> _INSTRUCTIONS FOR THE TASK_
Every record below should be printed exactly as given.

☆ ☆ ☆ ☆ ☆ ☆ ☆

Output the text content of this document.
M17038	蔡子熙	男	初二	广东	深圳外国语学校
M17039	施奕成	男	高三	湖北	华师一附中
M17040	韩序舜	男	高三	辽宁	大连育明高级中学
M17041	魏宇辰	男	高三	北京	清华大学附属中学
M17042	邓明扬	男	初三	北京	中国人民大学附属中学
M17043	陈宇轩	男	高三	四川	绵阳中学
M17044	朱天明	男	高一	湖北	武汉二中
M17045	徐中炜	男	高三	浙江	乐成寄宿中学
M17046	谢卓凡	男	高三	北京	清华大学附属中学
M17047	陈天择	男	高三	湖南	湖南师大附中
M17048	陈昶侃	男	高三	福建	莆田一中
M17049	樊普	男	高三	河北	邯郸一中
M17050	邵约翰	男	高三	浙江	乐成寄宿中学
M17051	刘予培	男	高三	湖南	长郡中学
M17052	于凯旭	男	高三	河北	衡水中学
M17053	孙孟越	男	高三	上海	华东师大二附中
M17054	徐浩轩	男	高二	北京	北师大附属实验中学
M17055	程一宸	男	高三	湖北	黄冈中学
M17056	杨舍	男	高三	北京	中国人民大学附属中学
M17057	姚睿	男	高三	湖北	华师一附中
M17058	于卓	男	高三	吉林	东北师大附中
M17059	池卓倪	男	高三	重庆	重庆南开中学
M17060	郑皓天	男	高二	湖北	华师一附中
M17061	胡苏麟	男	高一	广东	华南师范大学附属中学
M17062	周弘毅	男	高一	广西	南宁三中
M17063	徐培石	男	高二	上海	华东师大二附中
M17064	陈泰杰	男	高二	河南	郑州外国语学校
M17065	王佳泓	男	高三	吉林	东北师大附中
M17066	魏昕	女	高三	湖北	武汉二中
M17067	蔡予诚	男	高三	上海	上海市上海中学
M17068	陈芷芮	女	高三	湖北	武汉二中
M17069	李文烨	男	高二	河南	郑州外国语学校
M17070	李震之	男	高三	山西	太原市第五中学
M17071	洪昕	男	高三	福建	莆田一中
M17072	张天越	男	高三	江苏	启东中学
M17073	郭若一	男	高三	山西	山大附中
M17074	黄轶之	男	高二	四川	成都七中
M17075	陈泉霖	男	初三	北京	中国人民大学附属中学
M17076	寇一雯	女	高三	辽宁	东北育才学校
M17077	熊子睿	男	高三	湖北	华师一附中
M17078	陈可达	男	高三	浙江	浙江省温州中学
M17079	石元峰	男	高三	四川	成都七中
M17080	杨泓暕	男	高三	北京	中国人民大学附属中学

☆ ☆ ☆ ☆ ☆ ☆ ☆

> _REPLY TO THE EXERCISE_
Output the text content of this document.
M17038	蔡子熙	男	初二	广东	深圳外国语学校
M17039	施奕成	男	高三	湖北	华师一附中
M17040	韩序舜	男	高三	辽宁	大连育明高级中学
M17041	魏宇辰	男	高三	北京	清华大学附属中学
M17042	邓明扬	男	初三	北京	中国人民大学附属中学
M17043	陈宇轩	男	高三	四川	绵阳中学
M17044	朱天明	男	高一	湖北	武汉二中
M17045	徐中炜	男	高三	浙江	乐成寄宿中学
M17046	谢卓凡	男	高三	北京	清华大学附属中学
M17047	陈天择	男	高三	湖南	湖南师大附中
M17048	陈昶侃	男	高三	福建	莆田一中
M17049	樊普	男	高三	河北	邯郸一中
M17050	邵约翰	男	高三	浙江	乐成寄宿中学
M17051	刘予培	男	高三	湖南	长郡中学
M17052	于凯旭	男	高三	河北	衡水中学
M17053	孙孟越	男	高三	上海	华东师大二附中
M17054	徐浩轩	男	高二	北京	北师大附属实验中学
M17055	程一宸	男	高三	湖北	黄冈中学
M17056	杨舍	男	高三	北京	中国人民大学附属中学
M17057	姚睿	男	高三	湖北	华师一附中
M17058	于卓	男	高三	吉林	东北师大附中
M17059	池卓倪	男	高三	重庆	重庆南开中学
M17060	郑皓天	男	高二	湖北	华师一附中
M17061	胡苏麟	男	高一	广东	华南师范大学附属中学
M17062	周弘毅	男	高一	广西	南宁三中
M17063	徐培石	男	高二	上海	华东师大二附中
M17064	陈泰杰	男	高二	河南	郑州外国语学校
M17065	王佳泓	男	高三	吉林	东北师大附中
M17066	魏昕	女	高三	湖北	武汉二中
M17067	蔡予诚	男	高三	上海	上海市上海中学
M17068	陈芷芮	女	高三	湖北	武汉二中
M17069	李文烨	男	高二	河南	郑州外国语学校
M17070	李震之	男	高三	山西	太原市第五中学
M17071	洪昕	男	高三	福建	莆田一中
M17072	张天越	男	高三	江苏	启东中学
M17073	郭若一	男	高三	山西	山大附中
M17074	黄轶之	男	高二	四川	成都七中
M17075	陈泉霖	男	初三	北京	中国人民大学附属中学
M17076	寇一雯	女	高三	辽宁	东北育才学校
M17077	熊子睿	男	高三	湖北	华师一附中
M17078	陈可达	男	高三	浙江	浙江省温州中学
M17079	石元峰	男	高三	四川	成都七中
M17080	杨泓暕	男	高三	北京	中国人民大学附属中学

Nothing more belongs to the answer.